=== Input data ===

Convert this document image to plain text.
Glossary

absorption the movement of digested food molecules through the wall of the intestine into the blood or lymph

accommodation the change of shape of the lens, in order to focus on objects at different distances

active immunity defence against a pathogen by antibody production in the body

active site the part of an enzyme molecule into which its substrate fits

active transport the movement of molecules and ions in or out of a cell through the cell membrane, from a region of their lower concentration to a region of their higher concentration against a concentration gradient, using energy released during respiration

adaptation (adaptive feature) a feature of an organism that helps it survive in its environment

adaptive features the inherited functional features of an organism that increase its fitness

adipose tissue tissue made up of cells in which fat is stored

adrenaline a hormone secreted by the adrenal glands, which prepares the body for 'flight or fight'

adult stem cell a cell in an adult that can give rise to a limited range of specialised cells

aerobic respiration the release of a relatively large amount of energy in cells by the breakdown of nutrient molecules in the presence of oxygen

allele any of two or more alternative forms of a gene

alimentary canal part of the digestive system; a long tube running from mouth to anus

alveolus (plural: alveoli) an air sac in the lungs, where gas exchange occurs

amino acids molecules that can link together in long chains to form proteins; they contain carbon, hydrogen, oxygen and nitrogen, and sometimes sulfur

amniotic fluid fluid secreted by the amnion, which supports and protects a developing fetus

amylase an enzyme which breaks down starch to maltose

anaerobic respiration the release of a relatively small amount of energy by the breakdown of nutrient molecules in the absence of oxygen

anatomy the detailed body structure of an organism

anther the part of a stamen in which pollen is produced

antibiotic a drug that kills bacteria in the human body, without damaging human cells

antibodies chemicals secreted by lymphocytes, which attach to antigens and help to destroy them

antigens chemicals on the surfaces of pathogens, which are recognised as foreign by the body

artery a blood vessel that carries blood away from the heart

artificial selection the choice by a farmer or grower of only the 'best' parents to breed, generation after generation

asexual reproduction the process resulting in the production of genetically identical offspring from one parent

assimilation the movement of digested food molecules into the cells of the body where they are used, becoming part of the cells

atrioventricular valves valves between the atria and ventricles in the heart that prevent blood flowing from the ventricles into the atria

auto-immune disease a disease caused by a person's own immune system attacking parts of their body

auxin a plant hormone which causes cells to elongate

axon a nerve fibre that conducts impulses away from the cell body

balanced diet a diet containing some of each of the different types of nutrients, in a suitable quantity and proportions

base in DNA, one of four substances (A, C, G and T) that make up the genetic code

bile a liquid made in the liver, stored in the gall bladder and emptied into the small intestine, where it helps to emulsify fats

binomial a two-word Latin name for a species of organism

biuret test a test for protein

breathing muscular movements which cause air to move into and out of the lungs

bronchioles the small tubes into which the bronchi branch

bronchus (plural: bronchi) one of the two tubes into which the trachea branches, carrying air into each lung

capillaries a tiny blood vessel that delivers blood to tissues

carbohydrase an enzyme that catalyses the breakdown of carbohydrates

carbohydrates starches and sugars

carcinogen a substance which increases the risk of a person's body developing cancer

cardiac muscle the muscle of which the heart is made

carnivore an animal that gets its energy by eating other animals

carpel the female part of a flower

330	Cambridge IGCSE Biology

===

Task to carry out:
Copy every line from the data that includes the string "person".

Solution:
auto-immune disease a disease caused by a person's own immune system attacking parts of their body
carcinogen a substance which increases the risk of a person's body developing cancer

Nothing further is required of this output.